## Set task
Output the lines that follow exactly as they are.

[Start of Records to process]

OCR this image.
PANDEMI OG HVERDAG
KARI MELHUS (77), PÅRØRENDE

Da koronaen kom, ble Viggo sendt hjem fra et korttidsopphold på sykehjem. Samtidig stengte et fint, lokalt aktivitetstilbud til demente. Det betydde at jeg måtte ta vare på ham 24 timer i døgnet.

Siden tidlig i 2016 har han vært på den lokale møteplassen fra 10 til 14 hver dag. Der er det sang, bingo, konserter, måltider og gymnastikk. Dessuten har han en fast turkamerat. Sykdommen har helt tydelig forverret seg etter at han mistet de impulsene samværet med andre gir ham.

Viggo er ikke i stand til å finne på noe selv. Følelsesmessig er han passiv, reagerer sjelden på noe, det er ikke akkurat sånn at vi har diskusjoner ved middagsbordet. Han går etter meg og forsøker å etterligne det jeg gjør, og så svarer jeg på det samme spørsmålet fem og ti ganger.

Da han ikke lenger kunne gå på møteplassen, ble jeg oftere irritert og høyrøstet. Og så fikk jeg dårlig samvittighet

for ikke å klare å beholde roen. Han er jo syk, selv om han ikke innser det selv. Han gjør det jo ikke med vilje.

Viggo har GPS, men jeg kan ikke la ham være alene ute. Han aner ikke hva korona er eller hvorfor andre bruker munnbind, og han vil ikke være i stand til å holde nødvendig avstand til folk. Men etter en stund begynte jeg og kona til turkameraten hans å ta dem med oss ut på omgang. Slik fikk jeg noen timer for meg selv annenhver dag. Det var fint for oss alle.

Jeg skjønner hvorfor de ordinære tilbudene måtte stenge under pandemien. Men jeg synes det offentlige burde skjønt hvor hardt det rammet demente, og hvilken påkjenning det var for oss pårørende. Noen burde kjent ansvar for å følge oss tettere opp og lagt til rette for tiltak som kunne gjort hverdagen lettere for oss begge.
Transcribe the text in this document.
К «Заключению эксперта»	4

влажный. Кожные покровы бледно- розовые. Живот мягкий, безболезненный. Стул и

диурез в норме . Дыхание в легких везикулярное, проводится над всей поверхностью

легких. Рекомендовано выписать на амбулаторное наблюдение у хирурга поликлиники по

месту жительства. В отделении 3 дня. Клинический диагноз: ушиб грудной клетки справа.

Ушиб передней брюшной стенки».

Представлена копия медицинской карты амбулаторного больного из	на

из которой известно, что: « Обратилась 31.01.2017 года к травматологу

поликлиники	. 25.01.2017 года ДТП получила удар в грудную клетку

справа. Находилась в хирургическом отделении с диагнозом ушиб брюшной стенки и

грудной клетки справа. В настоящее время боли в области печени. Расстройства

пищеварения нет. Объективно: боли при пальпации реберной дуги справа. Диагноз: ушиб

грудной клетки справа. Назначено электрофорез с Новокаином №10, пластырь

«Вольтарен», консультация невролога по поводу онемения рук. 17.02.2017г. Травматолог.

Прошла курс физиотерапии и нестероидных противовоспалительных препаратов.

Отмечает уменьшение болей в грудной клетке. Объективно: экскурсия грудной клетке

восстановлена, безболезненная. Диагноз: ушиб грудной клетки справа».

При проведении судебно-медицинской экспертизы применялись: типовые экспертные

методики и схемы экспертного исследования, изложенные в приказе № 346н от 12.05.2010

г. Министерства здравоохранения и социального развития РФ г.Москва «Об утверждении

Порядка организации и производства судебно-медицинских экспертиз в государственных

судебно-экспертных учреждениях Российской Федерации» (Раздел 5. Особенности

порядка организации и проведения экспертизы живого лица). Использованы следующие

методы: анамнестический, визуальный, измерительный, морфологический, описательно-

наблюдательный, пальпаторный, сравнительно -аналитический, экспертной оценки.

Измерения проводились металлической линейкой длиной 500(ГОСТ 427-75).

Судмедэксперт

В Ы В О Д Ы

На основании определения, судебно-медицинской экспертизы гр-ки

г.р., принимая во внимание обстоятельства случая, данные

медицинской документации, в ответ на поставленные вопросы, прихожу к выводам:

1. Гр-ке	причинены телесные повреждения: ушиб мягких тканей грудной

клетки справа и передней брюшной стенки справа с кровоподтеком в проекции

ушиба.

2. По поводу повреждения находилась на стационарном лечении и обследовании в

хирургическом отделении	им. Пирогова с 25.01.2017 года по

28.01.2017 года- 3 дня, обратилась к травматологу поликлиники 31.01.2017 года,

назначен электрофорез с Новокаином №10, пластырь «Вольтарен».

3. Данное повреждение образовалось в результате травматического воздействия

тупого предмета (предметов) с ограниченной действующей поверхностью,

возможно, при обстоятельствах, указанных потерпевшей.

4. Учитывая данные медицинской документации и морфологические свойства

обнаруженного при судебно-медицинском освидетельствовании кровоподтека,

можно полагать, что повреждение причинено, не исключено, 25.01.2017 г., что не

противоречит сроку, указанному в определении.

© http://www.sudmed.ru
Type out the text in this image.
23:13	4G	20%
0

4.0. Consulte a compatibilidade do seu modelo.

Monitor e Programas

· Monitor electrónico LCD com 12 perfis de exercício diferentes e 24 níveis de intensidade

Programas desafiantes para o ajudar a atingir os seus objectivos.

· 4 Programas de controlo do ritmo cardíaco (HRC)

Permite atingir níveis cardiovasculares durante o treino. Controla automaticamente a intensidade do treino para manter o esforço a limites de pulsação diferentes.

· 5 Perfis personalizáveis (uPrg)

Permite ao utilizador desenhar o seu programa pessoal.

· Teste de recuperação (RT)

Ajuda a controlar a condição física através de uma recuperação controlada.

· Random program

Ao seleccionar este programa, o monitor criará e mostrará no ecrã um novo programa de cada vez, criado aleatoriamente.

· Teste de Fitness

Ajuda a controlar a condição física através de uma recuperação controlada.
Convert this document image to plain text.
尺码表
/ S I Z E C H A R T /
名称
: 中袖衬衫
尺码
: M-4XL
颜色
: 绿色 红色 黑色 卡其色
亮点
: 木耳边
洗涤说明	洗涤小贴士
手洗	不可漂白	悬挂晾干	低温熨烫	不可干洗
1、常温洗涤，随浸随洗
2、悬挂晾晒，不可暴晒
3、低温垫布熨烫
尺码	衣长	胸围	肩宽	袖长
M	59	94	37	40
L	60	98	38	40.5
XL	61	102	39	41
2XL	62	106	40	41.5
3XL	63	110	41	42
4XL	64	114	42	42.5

[End of Records to process]

## Task response
OCR this image.
PANDEMI OG HVERDAG
KARI MELHUS (77), PÅRØRENDE

Da koronaen kom, ble Viggo sendt hjem fra et korttidsopphold på sykehjem. Samtidig stengte et fint, lokalt aktivitetstilbud til demente. Det betydde at jeg måtte ta vare på ham 24 timer i døgnet.

Siden tidlig i 2016 har han vært på den lokale møteplassen fra 10 til 14 hver dag. Der er det sang, bingo, konserter, måltider og gymnastikk. Dessuten har han en fast turkamerat. Sykdommen har helt tydelig forverret seg etter at han mistet de impulsene samværet med andre gir ham.

Viggo er ikke i stand til å finne på noe selv. Følelsesmessig er han passiv, reagerer sjelden på noe, det er ikke akkurat sånn at vi har diskusjoner ved middagsbordet. Han går etter meg og forsøker å etterligne det jeg gjør, og så svarer jeg på det samme spørsmålet fem og ti ganger.

Da han ikke lenger kunne gå på møteplassen, ble jeg oftere irritert og høyrøstet. Og så fikk jeg dårlig samvittighet

for ikke å klare å beholde roen. Han er jo syk, selv om han ikke innser det selv. Han gjør det jo ikke med vilje.

Viggo har GPS, men jeg kan ikke la ham være alene ute. Han aner ikke hva korona er eller hvorfor andre bruker munnbind, og han vil ikke være i stand til å holde nødvendig avstand til folk. Men etter en stund begynte jeg og kona til turkameraten hans å ta dem med oss ut på omgang. Slik fikk jeg noen timer for meg selv annenhver dag. Det var fint for oss alle.

Jeg skjønner hvorfor de ordinære tilbudene måtte stenge under pandemien. Men jeg synes det offentlige burde skjønt hvor hardt det rammet demente, og hvilken påkjenning det var for oss pårørende. Noen burde kjent ansvar for å følge oss tettere opp og lagt til rette for tiltak som kunne gjort hverdagen lettere for oss begge.
Transcribe the text in this document.
К «Заключению эксперта»	4

влажный. Кожные покровы бледно- розовые. Живот мягкий, безболезненный. Стул и

диурез в норме . Дыхание в легких везикулярное, проводится над всей поверхностью

легких. Рекомендовано выписать на амбулаторное наблюдение у хирурга поликлиники по

месту жительства. В отделении 3 дня. Клинический диагноз: ушиб грудной клетки справа.

Ушиб передней брюшной стенки».

Представлена копия медицинской карты амбулаторного больного из	на

из которой известно, что: « Обратилась 31.01.2017 года к травматологу

поликлиники	. 25.01.2017 года ДТП получила удар в грудную клетку

справа. Находилась в хирургическом отделении с диагнозом ушиб брюшной стенки и

грудной клетки справа. В настоящее время боли в области печени. Расстройства

пищеварения нет. Объективно: боли при пальпации реберной дуги справа. Диагноз: ушиб

грудной клетки справа. Назначено электрофорез с Новокаином №10, пластырь

«Вольтарен», консультация невролога по поводу онемения рук. 17.02.2017г. Травматолог.

Прошла курс физиотерапии и нестероидных противовоспалительных препаратов.

Отмечает уменьшение болей в грудной клетке. Объективно: экскурсия грудной клетке

восстановлена, безболезненная. Диагноз: ушиб грудной клетки справа».

При проведении судебно-медицинской экспертизы применялись: типовые экспертные

методики и схемы экспертного исследования, изложенные в приказе № 346н от 12.05.2010

г. Министерства здравоохранения и социального развития РФ г.Москва «Об утверждении

Порядка организации и производства судебно-медицинских экспертиз в государственных

судебно-экспертных учреждениях Российской Федерации» (Раздел 5. Особенности

порядка организации и проведения экспертизы живого лица). Использованы следующие

методы: анамнестический, визуальный, измерительный, морфологический, описательно-

наблюдательный, пальпаторный, сравнительно -аналитический, экспертной оценки.

Измерения проводились металлической линейкой длиной 500(ГОСТ 427-75).

Судмедэксперт

В Ы В О Д Ы

На основании определения, судебно-медицинской экспертизы гр-ки

г.р., принимая во внимание обстоятельства случая, данные

медицинской документации, в ответ на поставленные вопросы, прихожу к выводам:

1. Гр-ке	причинены телесные повреждения: ушиб мягких тканей грудной

клетки справа и передней брюшной стенки справа с кровоподтеком в проекции

ушиба.

2. По поводу повреждения находилась на стационарном лечении и обследовании в

хирургическом отделении	им. Пирогова с 25.01.2017 года по

28.01.2017 года- 3 дня, обратилась к травматологу поликлиники 31.01.2017 года,

назначен электрофорез с Новокаином №10, пластырь «Вольтарен».

3. Данное повреждение образовалось в результате травматического воздействия

тупого предмета (предметов) с ограниченной действующей поверхностью,

возможно, при обстоятельствах, указанных потерпевшей.

4. Учитывая данные медицинской документации и морфологические свойства

обнаруженного при судебно-медицинском освидетельствовании кровоподтека,

можно полагать, что повреждение причинено, не исключено, 25.01.2017 г., что не

противоречит сроку, указанному в определении.

© http://www.sudmed.ru
Type out the text in this image.
23:13	4G	20%
0

4.0. Consulte a compatibilidade do seu modelo.

Monitor e Programas

· Monitor electrónico LCD com 12 perfis de exercício diferentes e 24 níveis de intensidade

Programas desafiantes para o ajudar a atingir os seus objectivos.

· 4 Programas de controlo do ritmo cardíaco (HRC)

Permite atingir níveis cardiovasculares durante o treino. Controla automaticamente a intensidade do treino para manter o esforço a limites de pulsação diferentes.

· 5 Perfis personalizáveis (uPrg)

Permite ao utilizador desenhar o seu programa pessoal.

· Teste de recuperação (RT)

Ajuda a controlar a condição física através de uma recuperação controlada.

· Random program

Ao seleccionar este programa, o monitor criará e mostrará no ecrã um novo programa de cada vez, criado aleatoriamente.

· Teste de Fitness

Ajuda a controlar a condição física através de uma recuperação controlada.
Convert this document image to plain text.
尺码表
/ S I Z E C H A R T /
名称
: 中袖衬衫
尺码
: M-4XL
颜色
: 绿色 红色 黑色 卡其色
亮点
: 木耳边
洗涤说明	洗涤小贴士
手洗	不可漂白	悬挂晾干	低温熨烫	不可干洗
1、常温洗涤，随浸随洗
2、悬挂晾晒，不可暴晒
3、低温垫布熨烫
尺码	衣长	胸围	肩宽	袖长
M	59	94	37	40
L	60	98	38	40.5
XL	61	102	39	41
2XL	62	106	40	41.5
3XL	63	110	41	42
4XL	64	114	42	42.5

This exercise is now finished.